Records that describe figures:
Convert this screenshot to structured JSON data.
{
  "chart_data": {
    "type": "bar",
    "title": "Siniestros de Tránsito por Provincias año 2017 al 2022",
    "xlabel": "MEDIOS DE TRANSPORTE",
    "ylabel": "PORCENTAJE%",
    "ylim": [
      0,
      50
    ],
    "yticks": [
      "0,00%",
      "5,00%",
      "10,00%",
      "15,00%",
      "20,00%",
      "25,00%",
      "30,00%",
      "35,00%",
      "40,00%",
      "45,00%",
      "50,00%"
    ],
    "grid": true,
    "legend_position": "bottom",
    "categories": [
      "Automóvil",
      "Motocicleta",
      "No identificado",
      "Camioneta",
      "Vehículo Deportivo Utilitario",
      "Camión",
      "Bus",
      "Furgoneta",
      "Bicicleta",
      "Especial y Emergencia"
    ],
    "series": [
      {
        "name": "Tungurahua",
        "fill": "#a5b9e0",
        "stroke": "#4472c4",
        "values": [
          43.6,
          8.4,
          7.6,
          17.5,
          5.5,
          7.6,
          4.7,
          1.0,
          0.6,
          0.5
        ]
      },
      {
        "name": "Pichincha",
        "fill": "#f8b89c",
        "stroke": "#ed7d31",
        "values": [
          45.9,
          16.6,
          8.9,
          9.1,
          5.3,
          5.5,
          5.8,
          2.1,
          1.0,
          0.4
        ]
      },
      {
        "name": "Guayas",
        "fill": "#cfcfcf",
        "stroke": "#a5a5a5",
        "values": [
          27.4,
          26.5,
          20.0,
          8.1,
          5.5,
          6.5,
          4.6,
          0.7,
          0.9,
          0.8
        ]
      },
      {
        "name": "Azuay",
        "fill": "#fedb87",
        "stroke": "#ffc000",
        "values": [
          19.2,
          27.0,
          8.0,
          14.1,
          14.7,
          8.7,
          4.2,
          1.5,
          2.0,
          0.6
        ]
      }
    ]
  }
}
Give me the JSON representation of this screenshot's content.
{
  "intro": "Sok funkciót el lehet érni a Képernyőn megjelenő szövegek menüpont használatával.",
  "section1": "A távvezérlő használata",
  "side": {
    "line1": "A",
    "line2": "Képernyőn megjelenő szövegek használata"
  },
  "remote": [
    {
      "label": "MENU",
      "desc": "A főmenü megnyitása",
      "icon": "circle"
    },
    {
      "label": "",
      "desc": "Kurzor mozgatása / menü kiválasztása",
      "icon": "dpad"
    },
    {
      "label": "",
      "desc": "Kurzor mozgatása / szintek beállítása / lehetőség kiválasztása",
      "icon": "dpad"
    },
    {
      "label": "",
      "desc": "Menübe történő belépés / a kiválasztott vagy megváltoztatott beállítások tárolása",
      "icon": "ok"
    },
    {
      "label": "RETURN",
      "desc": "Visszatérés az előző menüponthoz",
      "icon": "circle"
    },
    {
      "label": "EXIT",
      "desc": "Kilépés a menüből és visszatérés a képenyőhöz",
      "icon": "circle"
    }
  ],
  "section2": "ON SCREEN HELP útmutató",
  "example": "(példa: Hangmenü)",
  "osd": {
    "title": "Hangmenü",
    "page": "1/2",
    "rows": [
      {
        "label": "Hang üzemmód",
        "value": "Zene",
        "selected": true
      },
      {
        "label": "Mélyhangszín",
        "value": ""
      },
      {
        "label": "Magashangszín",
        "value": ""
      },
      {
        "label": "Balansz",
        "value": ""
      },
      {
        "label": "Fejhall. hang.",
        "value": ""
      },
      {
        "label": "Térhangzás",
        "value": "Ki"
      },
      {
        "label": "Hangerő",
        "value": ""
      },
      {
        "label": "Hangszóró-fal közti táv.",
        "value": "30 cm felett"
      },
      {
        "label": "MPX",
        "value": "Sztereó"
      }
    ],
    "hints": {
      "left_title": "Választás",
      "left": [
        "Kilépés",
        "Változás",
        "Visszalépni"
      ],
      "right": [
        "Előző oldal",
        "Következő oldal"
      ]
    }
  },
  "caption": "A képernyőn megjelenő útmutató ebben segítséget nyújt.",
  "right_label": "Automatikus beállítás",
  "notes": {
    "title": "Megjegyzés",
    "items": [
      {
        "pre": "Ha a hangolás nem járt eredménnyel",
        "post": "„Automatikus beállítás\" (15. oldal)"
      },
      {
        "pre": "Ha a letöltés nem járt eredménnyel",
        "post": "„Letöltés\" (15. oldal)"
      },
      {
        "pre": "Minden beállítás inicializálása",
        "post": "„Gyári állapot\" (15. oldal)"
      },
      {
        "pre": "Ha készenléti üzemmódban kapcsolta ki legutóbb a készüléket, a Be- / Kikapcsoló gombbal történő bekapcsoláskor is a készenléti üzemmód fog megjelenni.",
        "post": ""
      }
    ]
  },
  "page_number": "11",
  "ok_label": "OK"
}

WHAT IS NEEDED: Please return the data above exactly as given.

RIGHT ANSWER:
Convert this screenshot to structured JSON data.
{
  "chart_data": {
    "type": "bar",
    "title": "Siniestros de Tránsito por Provincias año 2017 al 2022",
    "xlabel": "MEDIOS DE TRANSPORTE",
    "ylabel": "PORCENTAJE%",
    "ylim": [
      0,
      50
    ],
    "yticks": [
      "0,00%",
      "5,00%",
      "10,00%",
      "15,00%",
      "20,00%",
      "25,00%",
      "30,00%",
      "35,00%",
      "40,00%",
      "45,00%",
      "50,00%"
    ],
    "grid": true,
    "legend_position": "bottom",
    "categories": [
      "Automóvil",
      "Motocicleta",
      "No identificado",
      "Camioneta",
      "Vehículo Deportivo Utilitario",
      "Camión",
      "Bus",
      "Furgoneta",
      "Bicicleta",
      "Especial y Emergencia"
    ],
    "series": [
      {
        "name": "Tungurahua",
        "fill": "#a5b9e0",
        "stroke": "#4472c4",
        "values": [
          43.6,
          8.4,
          7.6,
          17.5,
          5.5,
          7.6,
          4.7,
          1.0,
          0.6,
          0.5
        ]
      },
      {
        "name": "Pichincha",
        "fill": "#f8b89c",
        "stroke": "#ed7d31",
        "values": [
          45.9,
          16.6,
          8.9,
          9.1,
          5.3,
          5.5,
          5.8,
          2.1,
          1.0,
          0.4
        ]
      },
      {
        "name": "Guayas",
        "fill": "#cfcfcf",
        "stroke": "#a5a5a5",
        "values": [
          27.4,
          26.5,
          20.0,
          8.1,
          5.5,
          6.5,
          4.6,
          0.7,
          0.9,
          0.8
        ]
      },
      {
        "name": "Azuay",
        "fill": "#fedb87",
        "stroke": "#ffc000",
        "values": [
          19.2,
          27.0,
          8.0,
          14.1,
          14.7,
          8.7,
          4.2,
          1.5,
          2.0,
          0.6
        ]
      }
    ]
  }
}
Give me the JSON representation of this screenshot's content.
{
  "intro": "Sok funkciót el lehet érni a Képernyőn megjelenő szövegek menüpont használatával.",
  "section1": "A távvezérlő használata",
  "side": {
    "line1": "A",
    "line2": "Képernyőn megjelenő szövegek használata"
  },
  "remote": [
    {
      "label": "MENU",
      "desc": "A főmenü megnyitása",
      "icon": "circle"
    },
    {
      "label": "",
      "desc": "Kurzor mozgatása / menü kiválasztása",
      "icon": "dpad"
    },
    {
      "label": "",
      "desc": "Kurzor mozgatása / szintek beállítása / lehetőség kiválasztása",
      "icon": "dpad"
    },
    {
      "label": "",
      "desc": "Menübe történő belépés / a kiválasztott vagy megváltoztatott beállítások tárolása",
      "icon": "ok"
    },
    {
      "label": "RETURN",
      "desc": "Visszatérés az előző menüponthoz",
      "icon": "circle"
    },
    {
      "label": "EXIT",
      "desc": "Kilépés a menüből és visszatérés a képenyőhöz",
      "icon": "circle"
    }
  ],
  "section2": "ON SCREEN HELP útmutató",
  "example": "(példa: Hangmenü)",
  "osd": {
    "title": "Hangmenü",
    "page": "1/2",
    "rows": [
      {
        "label": "Hang üzemmód",
        "value": "Zene",
        "selected": true
      },
      {
        "label": "Mélyhangszín",
        "value": ""
      },
      {
        "label": "Magashangszín",
        "value": ""
      },
      {
        "label": "Balansz",
        "value": ""
      },
      {
        "label": "Fejhall. hang.",
        "value": ""
      },
      {
        "label": "Térhangzás",
        "value": "Ki"
      },
      {
        "label": "Hangerő",
        "value": ""
      },
      {
        "label": "Hangszóró-fal közti táv.",
        "value": "30 cm felett"
      },
      {
        "label": "MPX",
        "value": "Sztereó"
      }
    ],
    "hints": {
      "left_title": "Választás",
      "left": [
        "Kilépés",
        "Változás",
        "Visszalépni"
      ],
      "right": [
        "Előző oldal",
        "Következő oldal"
      ]
    }
  },
  "caption": "A képernyőn megjelenő útmutató ebben segítséget nyújt.",
  "right_label": "Automatikus beállítás",
  "notes": {
    "title": "Megjegyzés",
    "items": [
      {
        "pre": "Ha a hangolás nem járt eredménnyel",
        "post": "„Automatikus beállítás\" (15. oldal)"
      },
      {
        "pre": "Ha a letöltés nem járt eredménnyel",
        "post": "„Letöltés\" (15. oldal)"
      },
      {
        "pre": "Minden beállítás inicializálása",
        "post": "„Gyári állapot\" (15. oldal)"
      },
      {
        "pre": "Ha készenléti üzemmódban kapcsolta ki legutóbb a készüléket, a Be- / Kikapcsoló gombbal történő bekapcsoláskor is a készenléti üzemmód fog megjelenni.",
        "post": ""
      }
    ]
  },
  "page_number": "11",
  "ok_label": "OK"
}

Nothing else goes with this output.